● YOUR INSTRUCTIONS:
Skip the pictures. Copy all the rest of the records down exactly.

● MATERIAL FOR THIS EXERCISE:

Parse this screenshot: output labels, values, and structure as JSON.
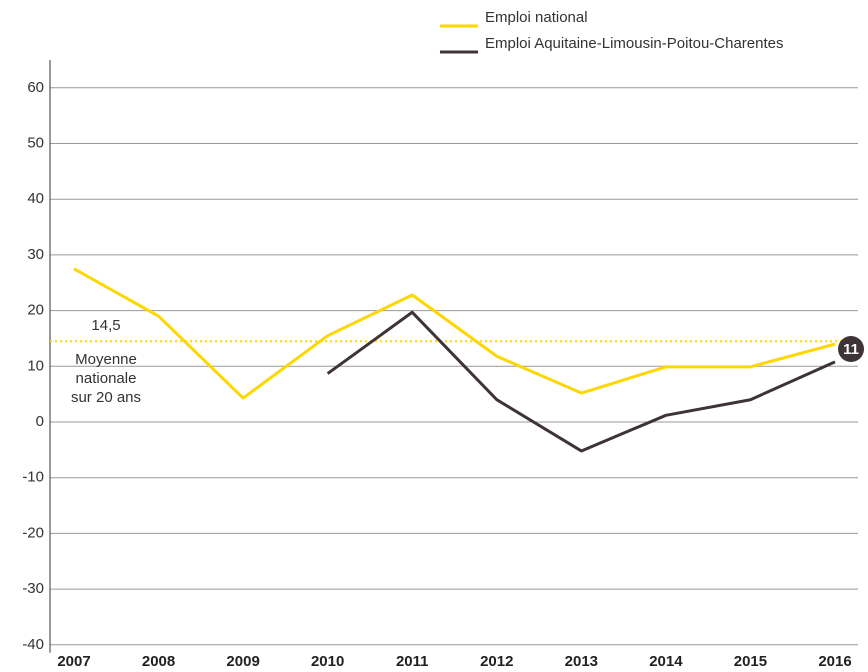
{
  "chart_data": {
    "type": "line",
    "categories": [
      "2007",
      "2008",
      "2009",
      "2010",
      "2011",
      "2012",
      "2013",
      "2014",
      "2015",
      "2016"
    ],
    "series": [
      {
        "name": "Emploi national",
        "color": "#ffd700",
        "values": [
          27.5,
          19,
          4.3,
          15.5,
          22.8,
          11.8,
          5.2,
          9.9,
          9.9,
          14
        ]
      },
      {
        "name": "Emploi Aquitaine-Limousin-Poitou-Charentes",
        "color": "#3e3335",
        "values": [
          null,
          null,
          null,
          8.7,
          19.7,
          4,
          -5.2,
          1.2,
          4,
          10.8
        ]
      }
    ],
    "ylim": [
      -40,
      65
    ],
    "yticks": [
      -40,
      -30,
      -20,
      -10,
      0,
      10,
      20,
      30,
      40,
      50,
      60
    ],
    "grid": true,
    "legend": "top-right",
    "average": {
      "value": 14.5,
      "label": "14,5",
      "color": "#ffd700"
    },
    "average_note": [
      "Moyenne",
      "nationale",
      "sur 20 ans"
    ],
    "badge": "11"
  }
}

● RESULT FOR THIS TASK:
Parse this screenshot: output labels, values, and structure as JSON.
{
  "chart_data": {
    "type": "line",
    "categories": [
      "2007",
      "2008",
      "2009",
      "2010",
      "2011",
      "2012",
      "2013",
      "2014",
      "2015",
      "2016"
    ],
    "series": [
      {
        "name": "Emploi national",
        "color": "#ffd700",
        "values": [
          27.5,
          19,
          4.3,
          15.5,
          22.8,
          11.8,
          5.2,
          9.9,
          9.9,
          14
        ]
      },
      {
        "name": "Emploi Aquitaine-Limousin-Poitou-Charentes",
        "color": "#3e3335",
        "values": [
          null,
          null,
          null,
          8.7,
          19.7,
          4,
          -5.2,
          1.2,
          4,
          10.8
        ]
      }
    ],
    "ylim": [
      -40,
      65
    ],
    "yticks": [
      -40,
      -30,
      -20,
      -10,
      0,
      10,
      20,
      30,
      40,
      50,
      60
    ],
    "grid": true,
    "legend": "top-right",
    "average": {
      "value": 14.5,
      "label": "14,5",
      "color": "#ffd700"
    },
    "average_note": [
      "Moyenne",
      "nationale",
      "sur 20 ans"
    ],
    "badge": "11"
  }
}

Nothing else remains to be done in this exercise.